# start of Given data
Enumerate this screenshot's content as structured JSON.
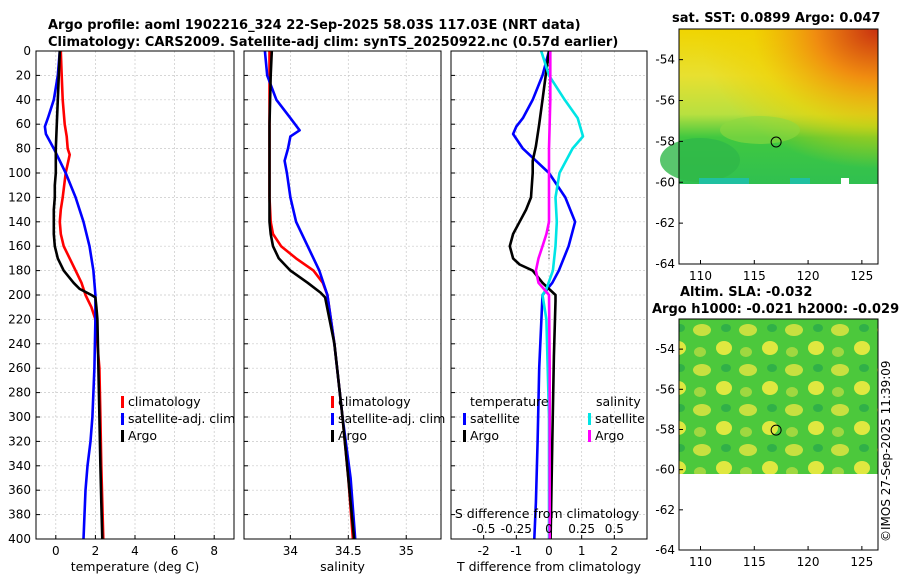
{
  "header": {
    "title_line1": "Argo profile: aoml 1902216_324 22-Sep-2025 58.03S 117.03E (NRT data)",
    "title_line2": "Climatology: CARS2009. Satellite-adj clim: synTS_20250922.nc (0.57d earlier)"
  },
  "colors": {
    "climatology": "#ff0000",
    "satellite": "#0000ff",
    "argo": "#000000",
    "salinity_satellite": "#00e5e5",
    "salinity_argo": "#ff00ff"
  },
  "depth_ticks": [
    "0",
    "20",
    "40",
    "60",
    "80",
    "100",
    "120",
    "140",
    "160",
    "180",
    "200",
    "220",
    "240",
    "260",
    "280",
    "300",
    "320",
    "340",
    "360",
    "380",
    "400"
  ],
  "chart_data": [
    {
      "type": "line",
      "id": "temperature",
      "xlabel": "temperature (deg C)",
      "xlim": [
        -1,
        9
      ],
      "ylim": [
        400,
        0
      ],
      "xticks": [
        "0",
        "2",
        "4",
        "6",
        "8"
      ],
      "legend": [
        "climatology",
        "satellite-adj. clim",
        "Argo"
      ],
      "series": [
        {
          "name": "climatology",
          "x": [
            0.25,
            0.3,
            0.35,
            0.45,
            0.55,
            0.6,
            0.7,
            0.5,
            0.35,
            0.25,
            0.2,
            0.25,
            0.4,
            0.7,
            1.0,
            1.3,
            1.5,
            1.8,
            2.0,
            2.1,
            2.2,
            2.25,
            2.3,
            2.35,
            2.4
          ],
          "y": [
            0,
            20,
            40,
            60,
            70,
            80,
            85,
            100,
            120,
            130,
            140,
            150,
            160,
            170,
            180,
            190,
            200,
            210,
            220,
            240,
            260,
            300,
            340,
            370,
            400
          ]
        },
        {
          "name": "satellite-adj. clim",
          "x": [
            0.2,
            0.1,
            -0.1,
            -0.4,
            -0.55,
            -0.5,
            -0.1,
            0.5,
            1.0,
            1.4,
            1.7,
            1.9,
            2.0,
            2.0,
            1.95,
            1.85,
            1.75,
            1.6,
            1.5,
            1.45,
            1.4
          ],
          "y": [
            0,
            20,
            40,
            55,
            62,
            68,
            80,
            100,
            120,
            140,
            160,
            180,
            200,
            220,
            260,
            300,
            320,
            340,
            360,
            380,
            400
          ]
        },
        {
          "name": "Argo",
          "x": [
            0.2,
            0.15,
            0.1,
            0.05,
            0.0,
            0.0,
            -0.05,
            -0.05,
            -0.1,
            -0.1,
            -0.1,
            -0.05,
            0.1,
            0.4,
            0.9,
            1.2,
            1.8,
            2.0,
            2.05,
            2.1,
            2.15,
            2.2,
            2.25,
            2.3,
            2.35
          ],
          "y": [
            0,
            20,
            40,
            60,
            80,
            100,
            110,
            120,
            130,
            140,
            150,
            160,
            170,
            180,
            190,
            195,
            200,
            202,
            210,
            220,
            260,
            300,
            340,
            370,
            400
          ]
        }
      ]
    },
    {
      "type": "line",
      "id": "salinity",
      "xlabel": "salinity",
      "xlim": [
        33.6,
        35.3
      ],
      "ylim": [
        400,
        0
      ],
      "xticks": [
        "34",
        "34.5",
        "35"
      ],
      "legend": [
        "climatology",
        "satellite-adj. clim",
        "Argo"
      ],
      "series": [
        {
          "name": "climatology",
          "x": [
            33.82,
            33.82,
            33.82,
            33.82,
            33.82,
            33.82,
            33.83,
            33.85,
            33.92,
            34.05,
            34.2,
            34.28,
            34.32,
            34.38,
            34.45,
            34.5,
            34.54
          ],
          "y": [
            0,
            20,
            60,
            80,
            100,
            120,
            140,
            150,
            160,
            170,
            180,
            190,
            200,
            240,
            300,
            350,
            400
          ]
        },
        {
          "name": "satellite-adj. clim",
          "x": [
            33.78,
            33.8,
            33.88,
            34.0,
            34.08,
            34.0,
            33.98,
            33.95,
            33.97,
            34.0,
            34.05,
            34.15,
            34.25,
            34.32,
            34.38,
            34.45,
            34.52,
            34.56
          ],
          "y": [
            0,
            20,
            40,
            55,
            65,
            70,
            80,
            90,
            100,
            120,
            140,
            160,
            180,
            200,
            240,
            300,
            350,
            400
          ]
        },
        {
          "name": "Argo",
          "x": [
            33.84,
            33.83,
            33.82,
            33.82,
            33.82,
            33.82,
            33.83,
            33.85,
            33.9,
            34.0,
            34.15,
            34.26,
            34.3,
            34.38,
            34.45,
            34.5,
            34.55
          ],
          "y": [
            0,
            20,
            60,
            100,
            120,
            140,
            150,
            160,
            170,
            180,
            190,
            198,
            202,
            240,
            300,
            350,
            400
          ]
        }
      ]
    },
    {
      "type": "line",
      "id": "difference",
      "xlabel": "T difference from climatology",
      "xlabel_top": "S difference from climatology",
      "xlim": [
        -3,
        3
      ],
      "ylim": [
        400,
        0
      ],
      "xticks": [
        "-2",
        "-1",
        "0",
        "1",
        "2"
      ],
      "xticks_s": [
        "-0.5",
        "-0.25",
        "0",
        "0.25",
        "0.5"
      ],
      "s_scale": 4,
      "legend_temperature_title": "temperature",
      "legend_salinity_title": "salinity",
      "legend_temperature": [
        "satellite",
        "Argo"
      ],
      "legend_salinity": [
        "satellite",
        "Argo"
      ],
      "series": [
        {
          "name": "T satellite",
          "x": [
            0.0,
            -0.2,
            -0.5,
            -0.8,
            -1.0,
            -1.1,
            -0.8,
            0.0,
            0.5,
            0.8,
            0.6,
            0.3,
            0.1,
            -0.2,
            -0.3,
            -0.35,
            -0.4,
            -0.45
          ],
          "y": [
            0,
            20,
            40,
            55,
            62,
            68,
            80,
            100,
            120,
            140,
            160,
            180,
            190,
            200,
            260,
            320,
            370,
            400
          ]
        },
        {
          "name": "T Argo",
          "x": [
            0.0,
            -0.1,
            -0.2,
            -0.3,
            -0.4,
            -0.5,
            -0.5,
            -0.55,
            -0.7,
            -0.9,
            -1.1,
            -1.2,
            -1.1,
            -0.9,
            -0.5,
            -0.2,
            0.2,
            0.2,
            0.15,
            0.1,
            0.05
          ],
          "y": [
            0,
            20,
            40,
            60,
            78,
            90,
            100,
            120,
            130,
            140,
            150,
            160,
            170,
            175,
            180,
            190,
            200,
            205,
            250,
            320,
            400
          ]
        },
        {
          "name": "S satellite",
          "x": [
            -0.06,
            0.0,
            0.12,
            0.22,
            0.26,
            0.18,
            0.08,
            0.05,
            0.06,
            0.05,
            0.03,
            -0.02,
            -0.05,
            -0.02,
            0.0,
            0.0
          ],
          "y": [
            0,
            20,
            40,
            55,
            70,
            80,
            100,
            120,
            140,
            160,
            180,
            195,
            200,
            220,
            300,
            400
          ]
        },
        {
          "name": "S Argo",
          "x": [
            0.01,
            0.01,
            0.0,
            0.0,
            0.0,
            0.0,
            -0.02,
            -0.05,
            -0.08,
            -0.1,
            -0.08,
            -0.04,
            0.0,
            0.005,
            0.005
          ],
          "y": [
            0,
            40,
            80,
            100,
            120,
            140,
            150,
            160,
            170,
            180,
            190,
            195,
            200,
            260,
            400
          ]
        }
      ]
    },
    {
      "type": "heatmap",
      "id": "sst_map",
      "title": "sat. SST: 0.0899 Argo: 0.047",
      "xlim": [
        108,
        126.5
      ],
      "ylim": [
        -64,
        -52.5
      ],
      "xticks": [
        "110",
        "115",
        "120",
        "125"
      ],
      "yticks": [
        "-54",
        "-56",
        "-58",
        "-60",
        "-62",
        "-64"
      ],
      "argo_position": {
        "lon": 117.03,
        "lat": -58.03
      }
    },
    {
      "type": "heatmap",
      "id": "sla_map",
      "title_line1": "Altim. SLA: -0.032",
      "title_line2": "Argo h1000: -0.021 h2000: -0.029",
      "xlim": [
        108,
        126.5
      ],
      "ylim": [
        -64,
        -52.5
      ],
      "xticks": [
        "110",
        "115",
        "120",
        "125"
      ],
      "yticks": [
        "-54",
        "-56",
        "-58",
        "-60",
        "-62",
        "-64"
      ],
      "argo_position": {
        "lon": 117.03,
        "lat": -58.03
      }
    }
  ],
  "credit": "©IMOS 27-Sep-2025 11:39:09"
}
# end of Given data
- _What is required_
In the lines above, find each one with "from" and list it.

- _Expected output_
      "xlabel": "T difference from climatology",
      "xlabel_top": "S difference from climatology",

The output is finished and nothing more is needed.